▶ _Exercise aim_:
Repeat the records exactly. Every line must match.

[Stored records]

— start —

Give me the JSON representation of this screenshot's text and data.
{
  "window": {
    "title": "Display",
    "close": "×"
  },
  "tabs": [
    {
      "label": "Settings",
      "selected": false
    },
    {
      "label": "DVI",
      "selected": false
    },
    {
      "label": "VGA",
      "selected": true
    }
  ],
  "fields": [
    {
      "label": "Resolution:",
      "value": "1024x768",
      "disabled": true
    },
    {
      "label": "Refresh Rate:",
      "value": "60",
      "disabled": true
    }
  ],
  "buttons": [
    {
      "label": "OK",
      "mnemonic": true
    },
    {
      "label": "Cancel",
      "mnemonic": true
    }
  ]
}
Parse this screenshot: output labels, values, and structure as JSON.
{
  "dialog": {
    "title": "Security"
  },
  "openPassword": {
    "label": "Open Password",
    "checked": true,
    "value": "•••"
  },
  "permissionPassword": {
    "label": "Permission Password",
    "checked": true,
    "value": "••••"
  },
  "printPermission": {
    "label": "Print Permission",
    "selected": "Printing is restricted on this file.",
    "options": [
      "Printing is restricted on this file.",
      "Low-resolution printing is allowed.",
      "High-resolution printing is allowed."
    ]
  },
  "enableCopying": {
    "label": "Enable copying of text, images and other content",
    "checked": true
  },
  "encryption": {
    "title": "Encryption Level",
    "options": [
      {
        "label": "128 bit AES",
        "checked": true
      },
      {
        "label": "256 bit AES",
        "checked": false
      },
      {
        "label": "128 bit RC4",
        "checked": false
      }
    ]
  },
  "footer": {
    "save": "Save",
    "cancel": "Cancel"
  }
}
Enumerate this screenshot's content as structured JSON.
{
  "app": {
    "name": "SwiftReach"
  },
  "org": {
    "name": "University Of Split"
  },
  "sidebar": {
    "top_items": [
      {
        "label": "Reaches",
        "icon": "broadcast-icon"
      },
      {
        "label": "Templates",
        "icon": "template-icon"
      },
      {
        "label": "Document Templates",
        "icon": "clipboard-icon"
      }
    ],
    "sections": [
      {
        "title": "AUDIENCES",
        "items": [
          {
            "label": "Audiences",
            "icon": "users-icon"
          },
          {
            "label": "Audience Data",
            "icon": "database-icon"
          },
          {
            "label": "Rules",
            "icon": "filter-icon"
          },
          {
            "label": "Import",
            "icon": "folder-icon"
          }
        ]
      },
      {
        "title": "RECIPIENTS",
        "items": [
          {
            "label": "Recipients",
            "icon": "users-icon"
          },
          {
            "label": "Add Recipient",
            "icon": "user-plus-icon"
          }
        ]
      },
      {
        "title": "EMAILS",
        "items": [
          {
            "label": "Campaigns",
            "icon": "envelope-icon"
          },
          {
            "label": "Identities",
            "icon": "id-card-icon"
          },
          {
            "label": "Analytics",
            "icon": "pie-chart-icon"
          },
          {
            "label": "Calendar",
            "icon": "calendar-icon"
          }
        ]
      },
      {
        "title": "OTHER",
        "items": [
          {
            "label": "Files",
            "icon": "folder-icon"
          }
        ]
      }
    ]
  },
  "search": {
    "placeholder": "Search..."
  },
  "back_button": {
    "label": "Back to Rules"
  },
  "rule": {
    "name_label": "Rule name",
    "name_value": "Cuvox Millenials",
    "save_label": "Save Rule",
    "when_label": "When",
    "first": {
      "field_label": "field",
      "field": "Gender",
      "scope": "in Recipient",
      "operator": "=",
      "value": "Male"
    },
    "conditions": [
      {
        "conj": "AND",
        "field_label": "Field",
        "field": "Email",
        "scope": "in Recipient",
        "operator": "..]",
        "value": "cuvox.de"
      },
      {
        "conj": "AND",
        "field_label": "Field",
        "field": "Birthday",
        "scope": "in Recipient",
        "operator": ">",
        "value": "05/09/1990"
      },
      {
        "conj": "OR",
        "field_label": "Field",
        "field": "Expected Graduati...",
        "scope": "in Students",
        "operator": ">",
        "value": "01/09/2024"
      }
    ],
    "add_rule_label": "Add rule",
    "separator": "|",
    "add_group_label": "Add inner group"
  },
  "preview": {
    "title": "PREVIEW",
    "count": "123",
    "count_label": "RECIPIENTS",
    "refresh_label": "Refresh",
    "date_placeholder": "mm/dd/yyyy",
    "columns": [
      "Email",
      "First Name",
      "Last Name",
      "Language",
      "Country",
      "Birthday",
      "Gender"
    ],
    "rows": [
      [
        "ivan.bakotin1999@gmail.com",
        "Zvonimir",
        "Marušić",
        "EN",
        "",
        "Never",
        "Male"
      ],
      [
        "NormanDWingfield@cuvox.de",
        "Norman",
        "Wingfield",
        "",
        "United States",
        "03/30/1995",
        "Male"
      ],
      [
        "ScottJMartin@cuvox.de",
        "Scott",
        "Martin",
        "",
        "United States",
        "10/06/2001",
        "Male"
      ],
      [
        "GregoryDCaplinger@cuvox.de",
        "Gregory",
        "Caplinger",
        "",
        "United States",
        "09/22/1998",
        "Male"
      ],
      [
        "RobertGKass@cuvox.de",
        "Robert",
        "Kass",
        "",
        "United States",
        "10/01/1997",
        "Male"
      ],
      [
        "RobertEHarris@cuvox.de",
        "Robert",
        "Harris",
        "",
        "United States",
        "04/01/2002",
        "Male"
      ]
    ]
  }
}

— end —

▶ _Final result_:
Give me the JSON representation of this screenshot's text and data.
{
  "window": {
    "title": "Display",
    "close": "×"
  },
  "tabs": [
    {
      "label": "Settings",
      "selected": false
    },
    {
      "label": "DVI",
      "selected": false
    },
    {
      "label": "VGA",
      "selected": true
    }
  ],
  "fields": [
    {
      "label": "Resolution:",
      "value": "1024x768",
      "disabled": true
    },
    {
      "label": "Refresh Rate:",
      "value": "60",
      "disabled": true
    }
  ],
  "buttons": [
    {
      "label": "OK",
      "mnemonic": true
    },
    {
      "label": "Cancel",
      "mnemonic": true
    }
  ]
}
Parse this screenshot: output labels, values, and structure as JSON.
{
  "dialog": {
    "title": "Security"
  },
  "openPassword": {
    "label": "Open Password",
    "checked": true,
    "value": "•••"
  },
  "permissionPassword": {
    "label": "Permission Password",
    "checked": true,
    "value": "••••"
  },
  "printPermission": {
    "label": "Print Permission",
    "selected": "Printing is restricted on this file.",
    "options": [
      "Printing is restricted on this file.",
      "Low-resolution printing is allowed.",
      "High-resolution printing is allowed."
    ]
  },
  "enableCopying": {
    "label": "Enable copying of text, images and other content",
    "checked": true
  },
  "encryption": {
    "title": "Encryption Level",
    "options": [
      {
        "label": "128 bit AES",
        "checked": true
      },
      {
        "label": "256 bit AES",
        "checked": false
      },
      {
        "label": "128 bit RC4",
        "checked": false
      }
    ]
  },
  "footer": {
    "save": "Save",
    "cancel": "Cancel"
  }
}
Enumerate this screenshot's content as structured JSON.
{
  "app": {
    "name": "SwiftReach"
  },
  "org": {
    "name": "University Of Split"
  },
  "sidebar": {
    "top_items": [
      {
        "label": "Reaches",
        "icon": "broadcast-icon"
      },
      {
        "label": "Templates",
        "icon": "template-icon"
      },
      {
        "label": "Document Templates",
        "icon": "clipboard-icon"
      }
    ],
    "sections": [
      {
        "title": "AUDIENCES",
        "items": [
          {
            "label": "Audiences",
            "icon": "users-icon"
          },
          {
            "label": "Audience Data",
            "icon": "database-icon"
          },
          {
            "label": "Rules",
            "icon": "filter-icon"
          },
          {
            "label": "Import",
            "icon": "folder-icon"
          }
        ]
      },
      {
        "title": "RECIPIENTS",
        "items": [
          {
            "label": "Recipients",
            "icon": "users-icon"
          },
          {
            "label": "Add Recipient",
            "icon": "user-plus-icon"
          }
        ]
      },
      {
        "title": "EMAILS",
        "items": [
          {
            "label": "Campaigns",
            "icon": "envelope-icon"
          },
          {
            "label": "Identities",
            "icon": "id-card-icon"
          },
          {
            "label": "Analytics",
            "icon": "pie-chart-icon"
          },
          {
            "label": "Calendar",
            "icon": "calendar-icon"
          }
        ]
      },
      {
        "title": "OTHER",
        "items": [
          {
            "label": "Files",
            "icon": "folder-icon"
          }
        ]
      }
    ]
  },
  "search": {
    "placeholder": "Search..."
  },
  "back_button": {
    "label": "Back to Rules"
  },
  "rule": {
    "name_label": "Rule name",
    "name_value": "Cuvox Millenials",
    "save_label": "Save Rule",
    "when_label": "When",
    "first": {
      "field_label": "field",
      "field": "Gender",
      "scope": "in Recipient",
      "operator": "=",
      "value": "Male"
    },
    "conditions": [
      {
        "conj": "AND",
        "field_label": "Field",
        "field": "Email",
        "scope": "in Recipient",
        "operator": "..]",
        "value": "cuvox.de"
      },
      {
        "conj": "AND",
        "field_label": "Field",
        "field": "Birthday",
        "scope": "in Recipient",
        "operator": ">",
        "value": "05/09/1990"
      },
      {
        "conj": "OR",
        "field_label": "Field",
        "field": "Expected Graduati...",
        "scope": "in Students",
        "operator": ">",
        "value": "01/09/2024"
      }
    ],
    "add_rule_label": "Add rule",
    "separator": "|",
    "add_group_label": "Add inner group"
  },
  "preview": {
    "title": "PREVIEW",
    "count": "123",
    "count_label": "RECIPIENTS",
    "refresh_label": "Refresh",
    "date_placeholder": "mm/dd/yyyy",
    "columns": [
      "Email",
      "First Name",
      "Last Name",
      "Language",
      "Country",
      "Birthday",
      "Gender"
    ],
    "rows": [
      [
        "ivan.bakotin1999@gmail.com",
        "Zvonimir",
        "Marušić",
        "EN",
        "",
        "Never",
        "Male"
      ],
      [
        "NormanDWingfield@cuvox.de",
        "Norman",
        "Wingfield",
        "",
        "United States",
        "03/30/1995",
        "Male"
      ],
      [
        "ScottJMartin@cuvox.de",
        "Scott",
        "Martin",
        "",
        "United States",
        "10/06/2001",
        "Male"
      ],
      [
        "GregoryDCaplinger@cuvox.de",
        "Gregory",
        "Caplinger",
        "",
        "United States",
        "09/22/1998",
        "Male"
      ],
      [
        "RobertGKass@cuvox.de",
        "Robert",
        "Kass",
        "",
        "United States",
        "10/01/1997",
        "Male"
      ],
      [
        "RobertEHarris@cuvox.de",
        "Robert",
        "Harris",
        "",
        "United States",
        "04/01/2002",
        "Male"
      ]
    ]
  }
}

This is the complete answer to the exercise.